> [Given data]:
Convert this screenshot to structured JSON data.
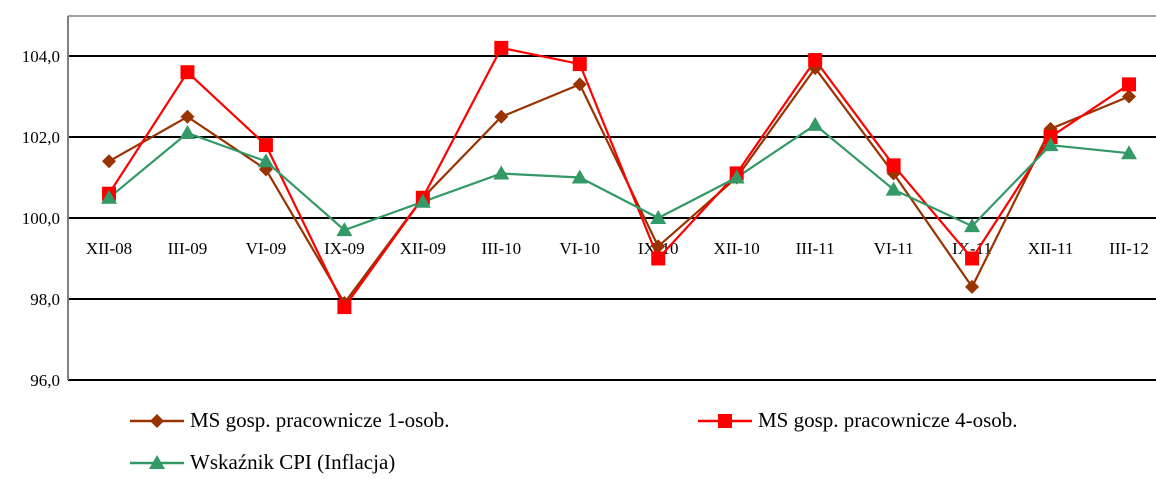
{
  "chart_data": {
    "type": "line",
    "categories": [
      "XII-08",
      "III-09",
      "VI-09",
      "IX-09",
      "XII-09",
      "III-10",
      "VI-10",
      "IX-10",
      "XII-10",
      "III-11",
      "VI-11",
      "IX-11",
      "XII-11",
      "III-12"
    ],
    "ylim": [
      96,
      105
    ],
    "yticks": [
      "96,0",
      "98,0",
      "100,0",
      "102,0",
      "104,0"
    ],
    "ytick_values": [
      96,
      98,
      100,
      102,
      104
    ],
    "x_axis_at": 100,
    "grid": "horizontal",
    "legend_position": "bottom",
    "series": [
      {
        "name": "MS gosp. pracownicze 1-osob.",
        "color": "#993300",
        "marker": "diamond",
        "values": [
          101.4,
          102.5,
          101.2,
          97.9,
          100.5,
          102.5,
          103.3,
          99.3,
          101.0,
          103.7,
          101.1,
          98.3,
          102.2,
          103.0
        ]
      },
      {
        "name": "MS gosp. pracownicze 4-osob.",
        "color": "#ff0000",
        "marker": "square",
        "values": [
          100.6,
          103.6,
          101.8,
          97.8,
          100.5,
          104.2,
          103.8,
          99.0,
          101.1,
          103.9,
          101.3,
          99.0,
          102.0,
          103.3
        ]
      },
      {
        "name": "Wskaźnik CPI (Inflacja)",
        "color": "#339966",
        "marker": "triangle",
        "values": [
          100.5,
          102.1,
          101.4,
          99.7,
          100.4,
          101.1,
          101.0,
          100.0,
          101.0,
          102.3,
          100.7,
          99.8,
          101.8,
          101.6
        ]
      }
    ]
  }
}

> [Exercise requirements]:
Track down every line of the material containing the string "name", and copy it.

> [Task answer]:
        "name": "MS gosp. pracownicze 1-osob.",
        "name": "MS gosp. pracownicze 4-osob.",
        "name": "Wskaźnik CPI (Inflacja)",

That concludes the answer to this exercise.